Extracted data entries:

※ ※ ※

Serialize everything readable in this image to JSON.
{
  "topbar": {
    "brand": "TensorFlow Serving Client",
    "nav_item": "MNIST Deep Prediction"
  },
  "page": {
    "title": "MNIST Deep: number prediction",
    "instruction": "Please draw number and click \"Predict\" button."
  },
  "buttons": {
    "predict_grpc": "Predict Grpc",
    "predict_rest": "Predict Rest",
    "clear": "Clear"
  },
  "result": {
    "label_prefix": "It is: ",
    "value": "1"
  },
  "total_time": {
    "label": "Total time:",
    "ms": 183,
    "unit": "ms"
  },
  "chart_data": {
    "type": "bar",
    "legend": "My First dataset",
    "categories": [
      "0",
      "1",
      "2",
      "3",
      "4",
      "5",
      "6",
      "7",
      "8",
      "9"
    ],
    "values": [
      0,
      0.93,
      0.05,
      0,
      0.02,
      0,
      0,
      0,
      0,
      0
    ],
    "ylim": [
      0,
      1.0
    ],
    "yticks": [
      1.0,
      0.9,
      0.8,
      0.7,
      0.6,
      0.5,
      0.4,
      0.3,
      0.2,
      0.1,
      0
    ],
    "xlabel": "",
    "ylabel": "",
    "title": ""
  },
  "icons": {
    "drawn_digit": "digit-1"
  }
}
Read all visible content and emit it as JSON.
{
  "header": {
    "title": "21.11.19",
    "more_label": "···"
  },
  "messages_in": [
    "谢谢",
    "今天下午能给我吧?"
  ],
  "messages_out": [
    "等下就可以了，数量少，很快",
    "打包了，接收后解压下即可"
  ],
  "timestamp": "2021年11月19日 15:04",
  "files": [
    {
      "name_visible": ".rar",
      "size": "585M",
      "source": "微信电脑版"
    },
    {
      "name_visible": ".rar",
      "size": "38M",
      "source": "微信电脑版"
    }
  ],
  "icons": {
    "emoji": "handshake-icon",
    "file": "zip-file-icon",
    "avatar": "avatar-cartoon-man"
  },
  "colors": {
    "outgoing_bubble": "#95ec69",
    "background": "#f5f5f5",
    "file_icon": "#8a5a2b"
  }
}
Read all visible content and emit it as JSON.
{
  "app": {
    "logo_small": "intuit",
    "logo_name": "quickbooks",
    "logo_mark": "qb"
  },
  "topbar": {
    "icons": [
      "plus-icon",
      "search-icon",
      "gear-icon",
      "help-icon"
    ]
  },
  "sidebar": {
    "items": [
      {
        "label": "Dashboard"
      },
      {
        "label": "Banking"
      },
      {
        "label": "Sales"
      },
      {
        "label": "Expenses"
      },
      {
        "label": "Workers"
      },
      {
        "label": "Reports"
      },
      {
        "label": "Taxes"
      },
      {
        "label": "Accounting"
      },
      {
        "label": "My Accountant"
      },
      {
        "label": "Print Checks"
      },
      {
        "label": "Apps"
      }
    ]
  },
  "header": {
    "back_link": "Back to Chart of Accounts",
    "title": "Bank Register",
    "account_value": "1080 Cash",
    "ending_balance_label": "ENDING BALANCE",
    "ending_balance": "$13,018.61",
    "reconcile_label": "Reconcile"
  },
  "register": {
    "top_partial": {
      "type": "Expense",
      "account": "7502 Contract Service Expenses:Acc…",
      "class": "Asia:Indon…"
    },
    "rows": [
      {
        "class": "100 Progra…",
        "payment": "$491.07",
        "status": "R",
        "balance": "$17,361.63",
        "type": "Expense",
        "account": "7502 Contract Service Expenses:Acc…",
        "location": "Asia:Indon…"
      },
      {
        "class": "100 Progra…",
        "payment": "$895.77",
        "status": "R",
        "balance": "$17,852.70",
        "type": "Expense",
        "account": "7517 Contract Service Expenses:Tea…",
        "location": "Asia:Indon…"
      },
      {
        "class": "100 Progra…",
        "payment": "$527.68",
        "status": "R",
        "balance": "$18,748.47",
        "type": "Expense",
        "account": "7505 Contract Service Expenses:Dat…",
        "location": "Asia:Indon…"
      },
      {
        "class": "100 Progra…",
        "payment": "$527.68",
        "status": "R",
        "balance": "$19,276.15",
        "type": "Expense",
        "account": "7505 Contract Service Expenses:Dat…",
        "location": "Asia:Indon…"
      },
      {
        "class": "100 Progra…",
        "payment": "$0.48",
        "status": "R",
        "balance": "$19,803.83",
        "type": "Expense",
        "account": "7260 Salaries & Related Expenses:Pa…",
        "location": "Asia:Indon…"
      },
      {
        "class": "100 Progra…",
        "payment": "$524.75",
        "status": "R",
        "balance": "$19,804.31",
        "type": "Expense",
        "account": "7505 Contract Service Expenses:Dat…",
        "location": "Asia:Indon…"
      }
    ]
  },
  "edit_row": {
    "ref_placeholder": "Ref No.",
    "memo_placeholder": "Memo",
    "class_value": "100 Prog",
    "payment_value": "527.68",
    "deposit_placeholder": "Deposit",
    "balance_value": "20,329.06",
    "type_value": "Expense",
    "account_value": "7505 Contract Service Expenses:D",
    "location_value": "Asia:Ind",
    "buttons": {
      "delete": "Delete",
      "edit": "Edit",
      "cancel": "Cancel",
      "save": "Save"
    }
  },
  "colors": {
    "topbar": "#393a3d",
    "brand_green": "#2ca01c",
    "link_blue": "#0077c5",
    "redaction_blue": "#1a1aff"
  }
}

※ ※ ※

■ Task goal ■
Retype all of the material above with every character intact.

■ Solved problem ■
Serialize everything readable in this image to JSON.
{
  "topbar": {
    "brand": "TensorFlow Serving Client",
    "nav_item": "MNIST Deep Prediction"
  },
  "page": {
    "title": "MNIST Deep: number prediction",
    "instruction": "Please draw number and click \"Predict\" button."
  },
  "buttons": {
    "predict_grpc": "Predict Grpc",
    "predict_rest": "Predict Rest",
    "clear": "Clear"
  },
  "result": {
    "label_prefix": "It is: ",
    "value": "1"
  },
  "total_time": {
    "label": "Total time:",
    "ms": 183,
    "unit": "ms"
  },
  "chart_data": {
    "type": "bar",
    "legend": "My First dataset",
    "categories": [
      "0",
      "1",
      "2",
      "3",
      "4",
      "5",
      "6",
      "7",
      "8",
      "9"
    ],
    "values": [
      0,
      0.93,
      0.05,
      0,
      0.02,
      0,
      0,
      0,
      0,
      0
    ],
    "ylim": [
      0,
      1.0
    ],
    "yticks": [
      1.0,
      0.9,
      0.8,
      0.7,
      0.6,
      0.5,
      0.4,
      0.3,
      0.2,
      0.1,
      0
    ],
    "xlabel": "",
    "ylabel": "",
    "title": ""
  },
  "icons": {
    "drawn_digit": "digit-1"
  }
}
Read all visible content and emit it as JSON.
{
  "header": {
    "title": "21.11.19",
    "more_label": "···"
  },
  "messages_in": [
    "谢谢",
    "今天下午能给我吧?"
  ],
  "messages_out": [
    "等下就可以了，数量少，很快",
    "打包了，接收后解压下即可"
  ],
  "timestamp": "2021年11月19日 15:04",
  "files": [
    {
      "name_visible": ".rar",
      "size": "585M",
      "source": "微信电脑版"
    },
    {
      "name_visible": ".rar",
      "size": "38M",
      "source": "微信电脑版"
    }
  ],
  "icons": {
    "emoji": "handshake-icon",
    "file": "zip-file-icon",
    "avatar": "avatar-cartoon-man"
  },
  "colors": {
    "outgoing_bubble": "#95ec69",
    "background": "#f5f5f5",
    "file_icon": "#8a5a2b"
  }
}
Read all visible content and emit it as JSON.
{
  "app": {
    "logo_small": "intuit",
    "logo_name": "quickbooks",
    "logo_mark": "qb"
  },
  "topbar": {
    "icons": [
      "plus-icon",
      "search-icon",
      "gear-icon",
      "help-icon"
    ]
  },
  "sidebar": {
    "items": [
      {
        "label": "Dashboard"
      },
      {
        "label": "Banking"
      },
      {
        "label": "Sales"
      },
      {
        "label": "Expenses"
      },
      {
        "label": "Workers"
      },
      {
        "label": "Reports"
      },
      {
        "label": "Taxes"
      },
      {
        "label": "Accounting"
      },
      {
        "label": "My Accountant"
      },
      {
        "label": "Print Checks"
      },
      {
        "label": "Apps"
      }
    ]
  },
  "header": {
    "back_link": "Back to Chart of Accounts",
    "title": "Bank Register",
    "account_value": "1080 Cash",
    "ending_balance_label": "ENDING BALANCE",
    "ending_balance": "$13,018.61",
    "reconcile_label": "Reconcile"
  },
  "register": {
    "top_partial": {
      "type": "Expense",
      "account": "7502 Contract Service Expenses:Acc…",
      "class": "Asia:Indon…"
    },
    "rows": [
      {
        "class": "100 Progra…",
        "payment": "$491.07",
        "status": "R",
        "balance": "$17,361.63",
        "type": "Expense",
        "account": "7502 Contract Service Expenses:Acc…",
        "location": "Asia:Indon…"
      },
      {
        "class": "100 Progra…",
        "payment": "$895.77",
        "status": "R",
        "balance": "$17,852.70",
        "type": "Expense",
        "account": "7517 Contract Service Expenses:Tea…",
        "location": "Asia:Indon…"
      },
      {
        "class": "100 Progra…",
        "payment": "$527.68",
        "status": "R",
        "balance": "$18,748.47",
        "type": "Expense",
        "account": "7505 Contract Service Expenses:Dat…",
        "location": "Asia:Indon…"
      },
      {
        "class": "100 Progra…",
        "payment": "$527.68",
        "status": "R",
        "balance": "$19,276.15",
        "type": "Expense",
        "account": "7505 Contract Service Expenses:Dat…",
        "location": "Asia:Indon…"
      },
      {
        "class": "100 Progra…",
        "payment": "$0.48",
        "status": "R",
        "balance": "$19,803.83",
        "type": "Expense",
        "account": "7260 Salaries & Related Expenses:Pa…",
        "location": "Asia:Indon…"
      },
      {
        "class": "100 Progra…",
        "payment": "$524.75",
        "status": "R",
        "balance": "$19,804.31",
        "type": "Expense",
        "account": "7505 Contract Service Expenses:Dat…",
        "location": "Asia:Indon…"
      }
    ]
  },
  "edit_row": {
    "ref_placeholder": "Ref No.",
    "memo_placeholder": "Memo",
    "class_value": "100 Prog",
    "payment_value": "527.68",
    "deposit_placeholder": "Deposit",
    "balance_value": "20,329.06",
    "type_value": "Expense",
    "account_value": "7505 Contract Service Expenses:D",
    "location_value": "Asia:Ind",
    "buttons": {
      "delete": "Delete",
      "edit": "Edit",
      "cancel": "Cancel",
      "save": "Save"
    }
  },
  "colors": {
    "topbar": "#393a3d",
    "brand_green": "#2ca01c",
    "link_blue": "#0077c5",
    "redaction_blue": "#1a1aff"
  }
}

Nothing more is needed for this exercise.